Begin

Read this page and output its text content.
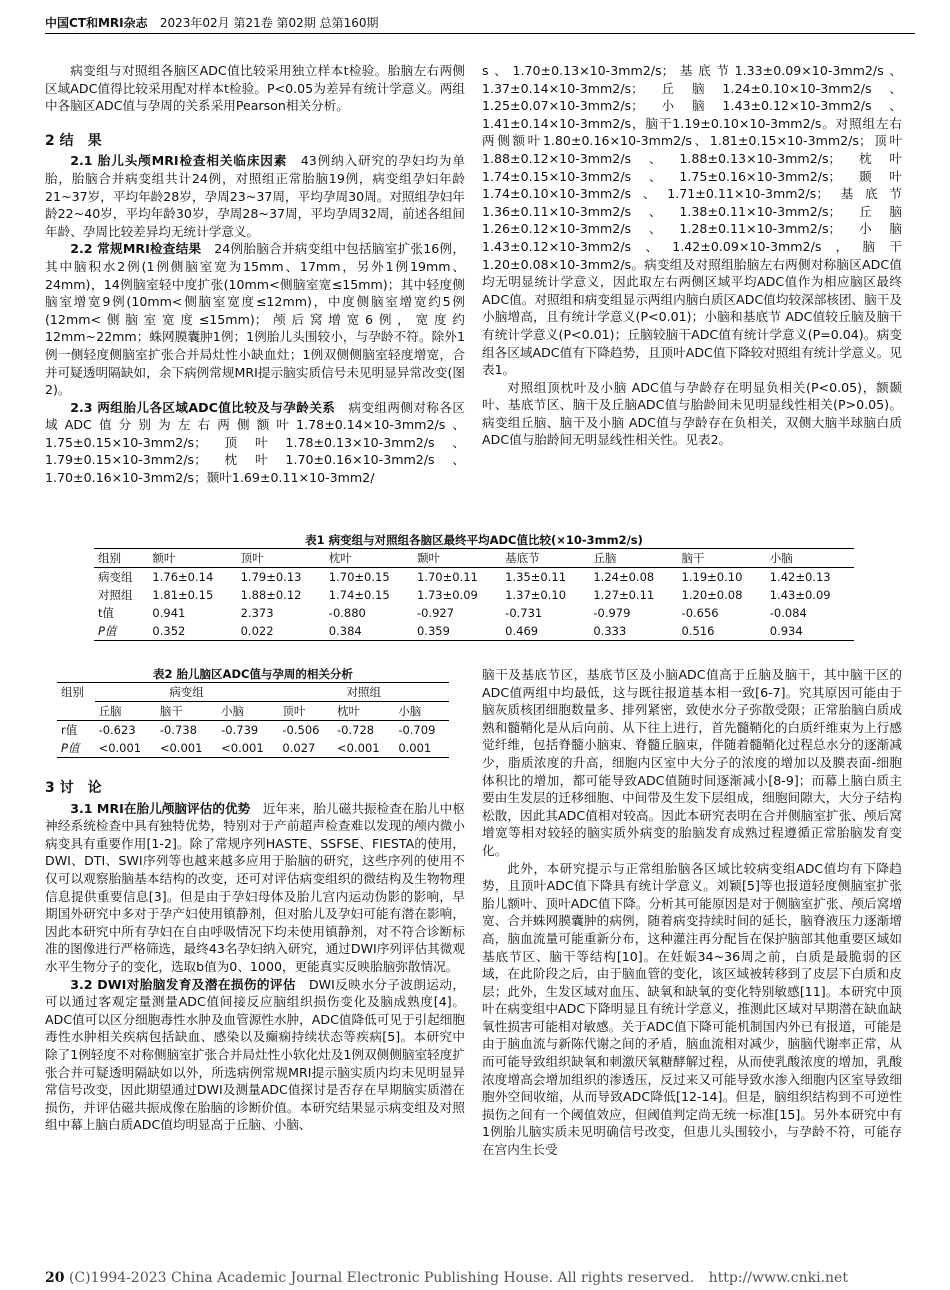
中国CT和MRI杂志 2023年02月 第21卷 第02期 总第160期

病变组与对照组各脑区ADC值比较采用独立样本t检验。胎脑左右两侧区域ADC值得比较采用配对样本t检验。P<0.05为差异有统计学意义。两组中各脑区ADC值与孕周的关系采用Pearson相关分析。

2 结　果

2.1 胎儿头颅MRI检查相关临床因素　 43例纳入研究的孕妇均为单胎，胎脑合并病变组共计24例，对照组正常胎脑19例，病变组孕妇年龄21~37岁，平均年龄28岁，孕周23~37周，平均孕周30周。对照组孕妇年龄22~40岁，平均年龄30岁，孕周28~37周，平均孕周32周，前述各组间年龄、孕周比较差异均无统计学意义。

2.2 常规MRI检查结果　 24例胎脑合并病变组中包括脑室扩张16例，其中脑积水2例(1例侧脑室宽为15mm、17mm，另外1例19mm、24mm)，14例脑室轻中度扩张(10mm<侧脑室宽≤15mm)；其中轻度侧脑室增宽9例(10mm<侧脑室宽度≤12mm)，中度侧脑室增宽约5例(12mm<侧脑室宽度≤15mm)；颅后窝增宽6例，宽度约12mm~22mm；蛛网膜囊肿1例；1例胎儿头围较小，与孕龄不符。除外1例一侧轻度侧脑室扩张合并局灶性小缺血灶；1例双侧侧脑室轻度增宽，合并可疑透明隔缺如，余下病例常规MRI提示脑实质信号未见明显异常改变(图2)。

2.3 两组胎儿各区域ADC值比较及与孕龄关系　 病变组两侧对称各区域ADC值分别为左右两侧额叶1.78±0.14×10-3mm2/s、1.75±0.15×10-3mm2/s；顶叶1.78±0.13×10-3mm2/s、1.79±0.15×10-3mm2/s；枕叶1.70±0.16×10-3mm2/s、1.70±0.16×10-3mm2/s；颞叶1.69±0.11×10-3mm2/

s、1.70±0.13×10-3mm2/s；基底节1.33±0.09×10-3mm2/s、1.37±0.14×10-3mm2/s；丘脑1.24±0.10×10-3mm2/s、1.25±0.07×10-3mm2/s；小脑1.43±0.12×10-3mm2/s、1.41±0.14×10-3mm2/s，脑干1.19±0.10×10-3mm2/s。对照组左右两侧额叶1.80±0.16×10-3mm2/s、1.81±0.15×10-3mm2/s；顶叶1.88±0.12×10-3mm2/s、1.88±0.13×10-3mm2/s；枕叶1.74±0.15×10-3mm2/s、1.75±0.16×10-3mm2/s；颞叶1.74±0.10×10-3mm2/s、1.71±0.11×10-3mm2/s；基底节1.36±0.11×10-3mm2/s、1.38±0.11×10-3mm2/s；丘脑1.26±0.12×10-3mm2/s、1.28±0.11×10-3mm2/s；小脑1.43±0.12×10-3mm2/s、1.42±0.09×10-3mm2/s，脑干1.20±0.08×10-3mm2/s。病变组及对照组胎脑左右两侧对称脑区ADC值均无明显统计学意义，因此取左右两侧区域平均ADC值作为相应脑区最终ADC值。对照组和病变组显示两组内脑白质区ADC值均较深部核团、脑干及小脑增高，且有统计学意义(P<0.01)；小脑和基底节 ADC值较丘脑及脑干有统计学意义(P<0.01)；丘脑较脑干ADC值有统计学意义(P=0.04)。病变组各区域ADC值有下降趋势，且顶叶ADC值下降较对照组有统计学意义。见表1。

对照组顶枕叶及小脑 ADC值与孕龄存在明显负相关(P<0.05)，额颞叶、基底节区、脑干及丘脑ADC值与胎龄间未见明显线性相关(P>0.05)。病变组丘脑、脑干及小脑 ADC值与孕龄存在负相关，双侧大脑半球脑白质 ADC值与胎龄间无明显线性相关性。见表2。

表1 病变组与对照组各脑区最终平均ADC值比较(×10-3mm2/s)
组别	额叶	顶叶	枕叶	颞叶	基底节	丘脑	脑干	小脑
病变组	1.76±0.14	1.79±0.13	1.70±0.15	1.70±0.11	1.35±0.11	1.24±0.08	1.19±0.10	1.42±0.13
对照组	1.81±0.15	1.88±0.12	1.74±0.15	1.73±0.09	1.37±0.10	1.27±0.11	1.20±0.08	1.43±0.09
t值	0.941	2.373	-0.880	-0.927	-0.731	-0.979	-0.656	-0.084
P值	0.352	0.022	0.384	0.359	0.469	0.333	0.516	0.934
表2 胎儿脑区ADC值与孕周的相关分析
组别	病变组			对照组		
	丘脑	脑干	小脑	顶叶	枕叶	小脑
r值	-0.623	-0.738	-0.739	-0.506	-0.728	-0.709
P值	<0.001	<0.001	<0.001	0.027	<0.001	0.001
3 讨　论

3.1 MRI在胎儿颅脑评估的优势　 近年来，胎儿磁共振检查在胎儿中枢神经系统检查中具有独特优势，特别对于产前超声检查难以发现的颅内微小病变具有重要作用[1-2]。除了常规序列HASTE、SSFSE、FIESTA的使用，DWI、DTI、SWI序列等也越来越多应用于胎脑的研究，这些序列的使用不仅可以观察胎脑基本结构的改变，还可对评估病变组织的微结构及生物物理信息提供重要信息[3]。但是由于孕妇母体及胎儿宫内运动伪影的影响，早期国外研究中多对于孕产妇使用镇静剂，但对胎儿及孕妇可能有潜在影响，因此本研究中所有孕妇在自由呼吸情况下均未使用镇静剂，对不符合诊断标准的图像进行严格筛选，最终43名孕妇纳入研究，通过DWI序列评估其微观水平生物分子的变化，选取b值为0、1000，更能真实反映胎脑弥散情况。

3.2 DWI对胎脑发育及潜在损伤的评估　 DWI反映水分子波朗运动，可以通过客观定量测量ADC值间接反应脑组织损伤变化及脑成熟度[4]。ADC值可以区分细胞毒性水肿及血管源性水肿，ADC值降低可见于引起细胞毒性水肿相关疾病包括缺血、感染以及癫痫持续状态等疾病[5]。本研究中除了1例轻度不对称侧脑室扩张合并局灶性小软化灶及1例双侧侧脑室轻度扩张合并可疑透明隔缺如以外，所选病例常规MRI提示脑实质内均未见明显异常信号改变，因此期望通过DWI及测量ADC值探讨是否存在早期脑实质潜在损伤，并评估磁共振成像在胎脑的诊断价值。本研究结果显示病变组及对照组中幕上脑白质ADC值均明显高于丘脑、小脑、

脑干及基底节区，基底节区及小脑ADC值高于丘脑及脑干，其中脑干区的ADC值两组中均最低，这与既往报道基本相一致[6-7]。究其原因可能由于脑灰质核团细胞数量多、排列紧密，致使水分子弥散受限；正常胎脑白质成熟和髓鞘化是从后向前、从下往上进行，首先髓鞘化的白质纤维束为上行感觉纤维，包括脊髓小脑束、脊髓丘脑束，伴随着髓鞘化过程总水分的逐渐减少，脂质浓度的升高，细胞内区室中大分子的浓度的增加以及膜表面-细胞体积比的增加，都可能导致ADC值随时间逐渐减小[8-9]；而幕上脑白质主要由生发层的迁移细胞、中间带及生发下层组成，细胞间隙大，大分子结构松散，因此其ADC值相对较高。因此本研究表明在合并侧脑室扩张、颅后窝增宽等相对较轻的脑实质外病变的胎脑发育成熟过程遵循正常胎脑发育变化。

此外，本研究提示与正常组胎脑各区域比较病变组ADC值均有下降趋势，且顶叶ADC值下降具有统计学意义。刘颖[5]等也报道轻度侧脑室扩张胎儿额叶、顶叶ADC值下降。分析其可能原因是对于侧脑室扩张、颅后窝增宽、合并蛛网膜囊肿的病例，随着病变持续时间的延长，脑脊液压力逐渐增高，脑血流量可能重新分布，这种灌注再分配旨在保护脑部其他重要区域如基底节区、脑干等结构[10]。在妊娠34~36周之前，白质是最脆弱的区域，在此阶段之后，由于脑血管的变化，该区域被转移到了皮层下白质和皮层；此外，生发区域对血压、缺氧和缺氧的变化特别敏感[11]。本研究中顶叶在病变组中ADC下降明显且有统计学意义，推测此区域对早期潜在缺血缺氧性损害可能相对敏感。关于ADC值下降可能机制国内外已有报道，可能是由于脑血流与新陈代谢之间的矛盾，脑血流相对减少，脑脑代谢率正常，从而可能导致组织缺氧和刺激厌氧糖酵解过程，从而使乳酸浓度的增加，乳酸浓度增高会增加组织的渗透压，反过来又可能导致水渗入细胞内区室导致细胞外空间收缩，从而导致ADC降低[12-14]。但是，脑组织结构到不可逆性损伤之间有一个阈值效应，但阈值判定尚无统一标准[15]。另外本研究中有1例胎儿脑实质未见明确信号改变，但患儿头围较小，与孕龄不符，可能存在宫内生长受

20 (C)1994-2023 China Academic Journal Electronic Publishing House. All rights reserved. http://www.cnki.net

End

• _Work instructions_: List the lines that contain the word "与孕龄不符".

• _Result of this task_:
2.2 常规MRI检查结果　 24例胎脑合并病变组中包括脑室扩张16例，其中脑积水2例(1例侧脑室宽为15mm、17mm，另外1例19mm、24mm)，14例脑室轻中度扩张(10mm<侧脑室宽≤15mm)；其中轻度侧脑室增宽9例(10mm<侧脑室宽度≤12mm)，中度侧脑室增宽约5例(12mm<侧脑室宽度≤15mm)；颅后窝增宽6例，宽度约12mm~22mm；蛛网膜囊肿1例；1例胎儿头围较小，与孕龄不符。除外1例一侧轻度侧脑室扩张合并局灶性小缺血灶；1例双侧侧脑室轻度增宽，合并可疑透明隔缺如，余下病例常规MRI提示脑实质信号未见明显异常改变(图2)。
此外，本研究提示与正常组胎脑各区域比较病变组ADC值均有下降趋势，且顶叶ADC值下降具有统计学意义。刘颖[5]等也报道轻度侧脑室扩张胎儿额叶、顶叶ADC值下降。分析其可能原因是对于侧脑室扩张、颅后窝增宽、合并蛛网膜囊肿的病例，随着病变持续时间的延长，脑脊液压力逐渐增高，脑血流量可能重新分布，这种灌注再分配旨在保护脑部其他重要区域如基底节区、脑干等结构[10]。在妊娠34~36周之前，白质是最脆弱的区域，在此阶段之后，由于脑血管的变化，该区域被转移到了皮层下白质和皮层；此外，生发区域对血压、缺氧和缺氧的变化特别敏感[11]。本研究中顶叶在病变组中ADC下降明显且有统计学意义，推测此区域对早期潜在缺血缺氧性损害可能相对敏感。关于ADC值下降可能机制国内外已有报道，可能是由于脑血流与新陈代谢之间的矛盾，脑血流相对减少，脑脑代谢率正常，从而可能导致组织缺氧和刺激厌氧糖酵解过程，从而使乳酸浓度的增加，乳酸浓度增高会增加组织的渗透压，反过来又可能导致水渗入细胞内区室导致细胞外空间收缩，从而导致ADC降低[12-14]。但是，脑组织结构到不可逆性损伤之间有一个阈值效应，但阈值判定尚无统一标准[15]。另外本研究中有1例胎儿脑实质未见明确信号改变，但患儿头围较小，与孕龄不符，可能存在宫内生长受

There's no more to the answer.